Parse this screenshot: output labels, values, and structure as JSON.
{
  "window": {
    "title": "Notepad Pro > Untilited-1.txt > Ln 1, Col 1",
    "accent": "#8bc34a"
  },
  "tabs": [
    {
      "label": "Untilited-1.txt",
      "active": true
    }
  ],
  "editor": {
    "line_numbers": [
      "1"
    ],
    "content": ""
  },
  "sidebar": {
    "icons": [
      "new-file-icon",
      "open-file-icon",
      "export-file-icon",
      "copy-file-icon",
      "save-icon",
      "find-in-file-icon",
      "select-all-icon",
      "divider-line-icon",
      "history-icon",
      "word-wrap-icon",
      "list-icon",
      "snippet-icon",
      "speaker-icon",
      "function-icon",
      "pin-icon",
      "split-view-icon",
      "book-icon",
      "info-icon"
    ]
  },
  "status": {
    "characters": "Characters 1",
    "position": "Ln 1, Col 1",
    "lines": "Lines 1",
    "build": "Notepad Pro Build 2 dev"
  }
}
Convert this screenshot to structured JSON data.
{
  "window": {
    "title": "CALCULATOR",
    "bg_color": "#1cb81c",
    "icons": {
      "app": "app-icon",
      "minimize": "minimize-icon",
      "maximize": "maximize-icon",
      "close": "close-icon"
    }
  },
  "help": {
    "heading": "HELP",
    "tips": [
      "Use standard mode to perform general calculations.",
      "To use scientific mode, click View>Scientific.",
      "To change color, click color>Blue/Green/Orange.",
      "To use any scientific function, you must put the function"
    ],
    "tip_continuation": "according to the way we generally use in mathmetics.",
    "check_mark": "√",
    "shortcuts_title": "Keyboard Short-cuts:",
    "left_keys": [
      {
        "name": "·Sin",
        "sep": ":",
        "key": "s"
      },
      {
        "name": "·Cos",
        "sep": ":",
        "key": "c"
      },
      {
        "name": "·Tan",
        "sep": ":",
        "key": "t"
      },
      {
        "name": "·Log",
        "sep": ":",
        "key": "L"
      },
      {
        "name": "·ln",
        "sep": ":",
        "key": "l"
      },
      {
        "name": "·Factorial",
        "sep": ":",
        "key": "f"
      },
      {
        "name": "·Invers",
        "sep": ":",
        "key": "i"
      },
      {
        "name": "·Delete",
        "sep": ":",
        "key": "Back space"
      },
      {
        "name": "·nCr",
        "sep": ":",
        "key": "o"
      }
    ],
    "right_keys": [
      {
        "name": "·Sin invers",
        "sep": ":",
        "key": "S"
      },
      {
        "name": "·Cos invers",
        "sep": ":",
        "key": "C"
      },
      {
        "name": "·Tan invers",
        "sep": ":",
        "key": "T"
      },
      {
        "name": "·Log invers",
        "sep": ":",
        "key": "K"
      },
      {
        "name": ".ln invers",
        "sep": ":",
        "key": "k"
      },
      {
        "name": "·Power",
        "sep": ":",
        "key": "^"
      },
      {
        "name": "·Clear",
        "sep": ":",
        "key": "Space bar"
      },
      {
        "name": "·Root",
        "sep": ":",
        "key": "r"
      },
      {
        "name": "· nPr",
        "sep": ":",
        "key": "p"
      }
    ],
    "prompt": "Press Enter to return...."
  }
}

Problem to work on
In the records above, locate each line with the word "file". Copy all such lines.

Solution for this exercise
      "new-file-icon",
      "open-file-icon",
      "export-file-icon",
      "copy-file-icon",
      "find-in-file-icon",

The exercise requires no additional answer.